Available data.
[BEGIN]
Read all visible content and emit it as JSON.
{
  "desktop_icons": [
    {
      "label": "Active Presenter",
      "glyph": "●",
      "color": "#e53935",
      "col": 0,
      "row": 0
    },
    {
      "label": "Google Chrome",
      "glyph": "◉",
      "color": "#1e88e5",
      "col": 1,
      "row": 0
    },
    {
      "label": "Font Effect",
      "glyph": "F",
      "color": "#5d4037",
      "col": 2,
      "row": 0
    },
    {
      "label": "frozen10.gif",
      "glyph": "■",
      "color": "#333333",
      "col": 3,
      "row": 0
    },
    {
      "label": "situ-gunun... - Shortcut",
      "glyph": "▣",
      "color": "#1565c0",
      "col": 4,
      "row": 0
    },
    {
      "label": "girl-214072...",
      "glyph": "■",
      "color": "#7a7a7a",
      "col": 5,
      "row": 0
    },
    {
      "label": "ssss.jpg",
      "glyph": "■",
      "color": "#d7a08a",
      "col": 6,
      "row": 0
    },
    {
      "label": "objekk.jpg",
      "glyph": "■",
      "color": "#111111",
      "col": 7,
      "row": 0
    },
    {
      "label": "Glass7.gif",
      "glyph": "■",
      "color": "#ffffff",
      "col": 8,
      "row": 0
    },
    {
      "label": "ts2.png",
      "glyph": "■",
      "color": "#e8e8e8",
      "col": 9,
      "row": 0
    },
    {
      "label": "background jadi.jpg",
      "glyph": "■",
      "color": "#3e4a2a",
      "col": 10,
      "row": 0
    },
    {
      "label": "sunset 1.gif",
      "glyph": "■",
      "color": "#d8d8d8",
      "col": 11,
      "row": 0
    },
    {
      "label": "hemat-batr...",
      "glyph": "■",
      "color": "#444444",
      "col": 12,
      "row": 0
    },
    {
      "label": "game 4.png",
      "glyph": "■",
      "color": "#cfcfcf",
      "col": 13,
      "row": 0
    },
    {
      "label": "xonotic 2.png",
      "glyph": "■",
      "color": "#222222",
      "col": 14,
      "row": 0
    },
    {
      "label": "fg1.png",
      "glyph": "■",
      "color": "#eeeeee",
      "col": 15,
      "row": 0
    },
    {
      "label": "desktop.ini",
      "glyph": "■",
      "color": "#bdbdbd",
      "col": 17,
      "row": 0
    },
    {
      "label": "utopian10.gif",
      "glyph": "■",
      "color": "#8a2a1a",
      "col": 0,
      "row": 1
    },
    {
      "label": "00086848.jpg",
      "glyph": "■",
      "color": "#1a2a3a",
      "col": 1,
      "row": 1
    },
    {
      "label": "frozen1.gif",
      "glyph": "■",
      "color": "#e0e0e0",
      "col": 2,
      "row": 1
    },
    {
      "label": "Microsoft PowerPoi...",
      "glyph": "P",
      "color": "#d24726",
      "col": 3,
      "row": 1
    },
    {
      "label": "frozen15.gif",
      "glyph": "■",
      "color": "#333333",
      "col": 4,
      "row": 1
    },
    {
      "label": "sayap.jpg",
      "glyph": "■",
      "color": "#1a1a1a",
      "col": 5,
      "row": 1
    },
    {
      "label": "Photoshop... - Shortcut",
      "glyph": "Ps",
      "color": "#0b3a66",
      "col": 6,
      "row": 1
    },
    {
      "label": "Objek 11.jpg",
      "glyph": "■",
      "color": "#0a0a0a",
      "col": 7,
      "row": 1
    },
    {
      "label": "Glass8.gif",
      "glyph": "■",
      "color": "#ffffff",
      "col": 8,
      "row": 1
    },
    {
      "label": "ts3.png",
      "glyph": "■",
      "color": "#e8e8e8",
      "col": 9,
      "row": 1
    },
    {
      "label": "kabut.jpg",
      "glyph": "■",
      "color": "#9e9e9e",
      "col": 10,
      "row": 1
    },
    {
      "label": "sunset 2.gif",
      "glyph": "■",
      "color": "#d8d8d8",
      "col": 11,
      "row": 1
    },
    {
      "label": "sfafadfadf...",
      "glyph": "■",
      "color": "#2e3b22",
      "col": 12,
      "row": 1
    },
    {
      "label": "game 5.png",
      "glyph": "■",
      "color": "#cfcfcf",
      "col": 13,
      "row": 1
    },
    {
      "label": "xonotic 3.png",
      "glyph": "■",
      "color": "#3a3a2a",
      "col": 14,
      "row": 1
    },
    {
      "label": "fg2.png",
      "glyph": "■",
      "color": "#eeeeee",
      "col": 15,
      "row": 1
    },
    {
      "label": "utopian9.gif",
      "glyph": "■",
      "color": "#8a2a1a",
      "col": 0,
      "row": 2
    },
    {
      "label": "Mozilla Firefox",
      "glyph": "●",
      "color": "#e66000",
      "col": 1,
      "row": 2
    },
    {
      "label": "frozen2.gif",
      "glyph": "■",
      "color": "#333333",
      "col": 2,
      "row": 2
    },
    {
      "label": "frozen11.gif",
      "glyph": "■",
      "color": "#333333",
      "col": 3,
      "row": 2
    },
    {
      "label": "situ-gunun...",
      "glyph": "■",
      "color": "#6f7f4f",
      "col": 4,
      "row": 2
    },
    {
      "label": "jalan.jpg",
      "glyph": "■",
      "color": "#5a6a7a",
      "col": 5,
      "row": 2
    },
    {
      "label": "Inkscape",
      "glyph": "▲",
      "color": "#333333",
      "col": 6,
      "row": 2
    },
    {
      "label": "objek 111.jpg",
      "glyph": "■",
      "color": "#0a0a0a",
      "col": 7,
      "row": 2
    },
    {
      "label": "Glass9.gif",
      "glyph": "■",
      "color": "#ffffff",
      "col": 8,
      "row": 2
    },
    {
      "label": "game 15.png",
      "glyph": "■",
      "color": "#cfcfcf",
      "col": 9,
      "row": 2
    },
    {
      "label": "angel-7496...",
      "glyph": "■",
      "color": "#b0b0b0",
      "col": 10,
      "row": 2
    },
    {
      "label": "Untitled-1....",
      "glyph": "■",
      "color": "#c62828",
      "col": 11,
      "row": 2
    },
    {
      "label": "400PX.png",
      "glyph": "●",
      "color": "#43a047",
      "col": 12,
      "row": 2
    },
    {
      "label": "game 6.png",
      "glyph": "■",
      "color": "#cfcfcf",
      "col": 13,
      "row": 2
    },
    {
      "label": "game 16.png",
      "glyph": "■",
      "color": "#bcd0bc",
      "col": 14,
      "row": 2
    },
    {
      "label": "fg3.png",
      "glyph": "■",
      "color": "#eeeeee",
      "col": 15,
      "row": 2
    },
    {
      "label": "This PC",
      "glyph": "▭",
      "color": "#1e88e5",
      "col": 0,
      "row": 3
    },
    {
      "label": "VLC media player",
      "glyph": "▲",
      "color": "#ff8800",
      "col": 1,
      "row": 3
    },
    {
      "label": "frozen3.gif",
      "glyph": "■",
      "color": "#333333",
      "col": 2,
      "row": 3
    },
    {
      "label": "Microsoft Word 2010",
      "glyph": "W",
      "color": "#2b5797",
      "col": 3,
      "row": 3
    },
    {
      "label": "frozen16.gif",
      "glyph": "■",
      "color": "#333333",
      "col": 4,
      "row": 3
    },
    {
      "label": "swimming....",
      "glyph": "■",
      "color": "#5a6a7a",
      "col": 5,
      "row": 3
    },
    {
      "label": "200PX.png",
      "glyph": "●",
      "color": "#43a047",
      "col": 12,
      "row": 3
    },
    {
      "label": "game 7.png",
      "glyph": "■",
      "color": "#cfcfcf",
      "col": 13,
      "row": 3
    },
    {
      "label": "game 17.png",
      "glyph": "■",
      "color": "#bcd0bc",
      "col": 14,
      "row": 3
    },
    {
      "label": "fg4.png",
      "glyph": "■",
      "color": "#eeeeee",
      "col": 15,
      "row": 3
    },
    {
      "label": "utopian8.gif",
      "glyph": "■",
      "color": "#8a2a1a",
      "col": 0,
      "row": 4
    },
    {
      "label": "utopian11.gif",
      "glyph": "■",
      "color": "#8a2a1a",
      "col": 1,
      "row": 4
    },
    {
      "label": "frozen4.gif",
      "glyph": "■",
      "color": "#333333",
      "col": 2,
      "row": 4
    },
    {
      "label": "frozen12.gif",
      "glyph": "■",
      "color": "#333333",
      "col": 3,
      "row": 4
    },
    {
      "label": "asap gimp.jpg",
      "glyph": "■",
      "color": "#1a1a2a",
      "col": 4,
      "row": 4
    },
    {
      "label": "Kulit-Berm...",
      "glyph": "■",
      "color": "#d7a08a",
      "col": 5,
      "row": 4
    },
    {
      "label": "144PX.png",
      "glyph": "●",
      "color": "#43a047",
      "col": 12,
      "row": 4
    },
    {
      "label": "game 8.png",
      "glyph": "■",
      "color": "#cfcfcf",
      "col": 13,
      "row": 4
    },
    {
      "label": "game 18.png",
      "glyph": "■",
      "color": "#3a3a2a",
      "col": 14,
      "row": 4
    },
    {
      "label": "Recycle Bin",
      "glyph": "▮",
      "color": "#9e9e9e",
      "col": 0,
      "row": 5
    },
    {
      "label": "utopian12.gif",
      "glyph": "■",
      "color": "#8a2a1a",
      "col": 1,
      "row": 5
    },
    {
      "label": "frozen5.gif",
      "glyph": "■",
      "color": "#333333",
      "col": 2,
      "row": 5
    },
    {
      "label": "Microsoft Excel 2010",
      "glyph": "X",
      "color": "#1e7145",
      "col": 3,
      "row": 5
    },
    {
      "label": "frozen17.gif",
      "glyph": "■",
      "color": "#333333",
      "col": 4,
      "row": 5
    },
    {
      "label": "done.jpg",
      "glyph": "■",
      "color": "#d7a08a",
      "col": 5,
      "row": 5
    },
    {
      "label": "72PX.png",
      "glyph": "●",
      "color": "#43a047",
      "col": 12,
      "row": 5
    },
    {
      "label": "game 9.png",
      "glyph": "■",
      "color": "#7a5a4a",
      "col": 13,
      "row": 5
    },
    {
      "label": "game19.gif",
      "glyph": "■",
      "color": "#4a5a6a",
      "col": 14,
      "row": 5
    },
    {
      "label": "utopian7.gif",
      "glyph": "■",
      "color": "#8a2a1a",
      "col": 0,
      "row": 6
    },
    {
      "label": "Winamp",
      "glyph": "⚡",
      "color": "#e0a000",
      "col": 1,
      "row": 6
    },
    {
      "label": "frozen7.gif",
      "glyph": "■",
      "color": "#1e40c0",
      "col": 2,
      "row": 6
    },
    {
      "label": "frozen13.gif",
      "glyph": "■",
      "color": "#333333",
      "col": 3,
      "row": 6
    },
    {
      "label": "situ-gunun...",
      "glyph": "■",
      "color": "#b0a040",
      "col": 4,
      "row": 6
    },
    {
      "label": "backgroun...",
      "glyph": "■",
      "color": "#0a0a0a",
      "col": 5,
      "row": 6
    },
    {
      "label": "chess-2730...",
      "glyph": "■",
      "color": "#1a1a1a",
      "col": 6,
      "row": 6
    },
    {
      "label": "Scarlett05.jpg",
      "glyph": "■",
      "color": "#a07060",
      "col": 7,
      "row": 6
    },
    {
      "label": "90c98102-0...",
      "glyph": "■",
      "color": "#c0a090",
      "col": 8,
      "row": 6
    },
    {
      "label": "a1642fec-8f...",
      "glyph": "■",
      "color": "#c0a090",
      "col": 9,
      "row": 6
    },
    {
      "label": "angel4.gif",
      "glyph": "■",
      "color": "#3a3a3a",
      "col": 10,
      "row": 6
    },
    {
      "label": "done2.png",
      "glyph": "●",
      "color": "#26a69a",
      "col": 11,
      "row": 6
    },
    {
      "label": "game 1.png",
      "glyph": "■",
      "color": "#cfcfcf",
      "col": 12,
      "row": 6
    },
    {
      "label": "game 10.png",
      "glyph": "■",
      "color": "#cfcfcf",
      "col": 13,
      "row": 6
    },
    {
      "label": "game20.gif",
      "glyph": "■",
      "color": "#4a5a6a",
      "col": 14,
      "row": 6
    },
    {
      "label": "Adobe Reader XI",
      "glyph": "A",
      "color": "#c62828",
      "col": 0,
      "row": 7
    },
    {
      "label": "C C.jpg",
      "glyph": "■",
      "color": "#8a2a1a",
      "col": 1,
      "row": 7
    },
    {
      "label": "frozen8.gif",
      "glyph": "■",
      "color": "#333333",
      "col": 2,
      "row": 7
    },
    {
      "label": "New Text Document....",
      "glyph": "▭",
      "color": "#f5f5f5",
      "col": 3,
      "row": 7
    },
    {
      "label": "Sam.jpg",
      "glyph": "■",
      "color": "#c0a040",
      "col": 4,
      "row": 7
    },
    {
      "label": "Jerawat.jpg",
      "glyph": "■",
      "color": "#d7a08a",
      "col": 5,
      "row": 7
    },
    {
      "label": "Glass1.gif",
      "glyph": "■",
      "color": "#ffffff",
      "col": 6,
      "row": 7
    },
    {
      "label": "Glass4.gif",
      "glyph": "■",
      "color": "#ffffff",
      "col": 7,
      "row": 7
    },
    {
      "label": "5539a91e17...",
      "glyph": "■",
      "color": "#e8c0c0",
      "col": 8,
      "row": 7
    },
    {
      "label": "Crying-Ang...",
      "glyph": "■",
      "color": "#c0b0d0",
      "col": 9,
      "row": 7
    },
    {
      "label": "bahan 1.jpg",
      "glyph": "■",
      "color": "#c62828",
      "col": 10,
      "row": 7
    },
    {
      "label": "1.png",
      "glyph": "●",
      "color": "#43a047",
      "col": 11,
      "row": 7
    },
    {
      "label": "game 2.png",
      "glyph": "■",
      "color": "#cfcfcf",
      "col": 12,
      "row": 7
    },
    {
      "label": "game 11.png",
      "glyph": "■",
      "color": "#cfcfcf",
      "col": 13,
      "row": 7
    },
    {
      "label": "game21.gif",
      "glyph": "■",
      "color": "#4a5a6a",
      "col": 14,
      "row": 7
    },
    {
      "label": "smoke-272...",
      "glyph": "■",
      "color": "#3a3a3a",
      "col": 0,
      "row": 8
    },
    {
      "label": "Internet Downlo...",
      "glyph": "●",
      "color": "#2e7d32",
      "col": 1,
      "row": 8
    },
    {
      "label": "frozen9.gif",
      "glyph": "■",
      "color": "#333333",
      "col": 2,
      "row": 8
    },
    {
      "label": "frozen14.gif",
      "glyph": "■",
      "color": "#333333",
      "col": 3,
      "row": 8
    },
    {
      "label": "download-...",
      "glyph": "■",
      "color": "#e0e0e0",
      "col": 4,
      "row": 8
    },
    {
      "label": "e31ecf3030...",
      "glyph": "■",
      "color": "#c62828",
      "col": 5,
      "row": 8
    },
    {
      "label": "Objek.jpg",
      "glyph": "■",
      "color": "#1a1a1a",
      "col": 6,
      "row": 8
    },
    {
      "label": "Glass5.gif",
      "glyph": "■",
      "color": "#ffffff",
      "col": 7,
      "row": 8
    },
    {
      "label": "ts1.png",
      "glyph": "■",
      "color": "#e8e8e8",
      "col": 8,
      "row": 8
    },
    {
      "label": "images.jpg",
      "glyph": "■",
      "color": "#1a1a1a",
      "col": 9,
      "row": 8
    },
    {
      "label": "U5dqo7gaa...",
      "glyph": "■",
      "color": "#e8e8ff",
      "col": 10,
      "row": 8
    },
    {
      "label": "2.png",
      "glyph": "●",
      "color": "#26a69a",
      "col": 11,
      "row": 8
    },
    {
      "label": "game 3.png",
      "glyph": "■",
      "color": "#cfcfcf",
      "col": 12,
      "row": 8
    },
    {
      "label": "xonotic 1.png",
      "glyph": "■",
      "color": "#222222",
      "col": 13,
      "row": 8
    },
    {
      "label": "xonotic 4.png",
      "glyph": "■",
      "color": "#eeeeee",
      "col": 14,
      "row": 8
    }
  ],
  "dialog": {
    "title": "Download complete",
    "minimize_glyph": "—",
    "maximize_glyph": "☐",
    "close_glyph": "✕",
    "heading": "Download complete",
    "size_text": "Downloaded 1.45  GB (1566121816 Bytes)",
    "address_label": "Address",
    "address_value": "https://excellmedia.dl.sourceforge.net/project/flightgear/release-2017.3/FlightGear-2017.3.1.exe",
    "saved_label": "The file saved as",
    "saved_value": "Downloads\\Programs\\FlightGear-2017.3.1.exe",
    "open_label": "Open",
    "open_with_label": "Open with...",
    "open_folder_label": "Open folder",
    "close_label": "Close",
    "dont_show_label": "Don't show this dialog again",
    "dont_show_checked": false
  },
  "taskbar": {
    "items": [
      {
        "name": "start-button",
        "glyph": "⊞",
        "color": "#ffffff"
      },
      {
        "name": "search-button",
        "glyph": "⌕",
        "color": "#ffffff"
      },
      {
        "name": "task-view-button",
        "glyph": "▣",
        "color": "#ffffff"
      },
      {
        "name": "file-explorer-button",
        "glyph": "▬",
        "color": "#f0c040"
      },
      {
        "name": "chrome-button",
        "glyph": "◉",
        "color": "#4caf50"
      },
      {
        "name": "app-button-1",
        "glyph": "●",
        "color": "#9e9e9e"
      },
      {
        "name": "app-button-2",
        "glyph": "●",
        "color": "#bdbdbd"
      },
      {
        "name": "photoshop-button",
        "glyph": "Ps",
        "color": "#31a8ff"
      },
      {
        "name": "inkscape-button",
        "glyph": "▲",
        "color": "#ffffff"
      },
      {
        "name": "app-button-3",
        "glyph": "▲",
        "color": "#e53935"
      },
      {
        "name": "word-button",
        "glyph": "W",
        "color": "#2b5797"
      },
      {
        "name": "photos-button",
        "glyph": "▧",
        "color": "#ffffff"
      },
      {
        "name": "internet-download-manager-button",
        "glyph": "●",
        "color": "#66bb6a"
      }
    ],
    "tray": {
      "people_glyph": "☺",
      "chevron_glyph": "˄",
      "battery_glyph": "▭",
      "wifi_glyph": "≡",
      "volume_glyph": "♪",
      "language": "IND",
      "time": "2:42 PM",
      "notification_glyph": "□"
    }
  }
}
[END]
Exercise aim. Show the lines of the records that contain the word "complete".

Written answer.
    "title": "Download complete",
    "heading": "Download complete",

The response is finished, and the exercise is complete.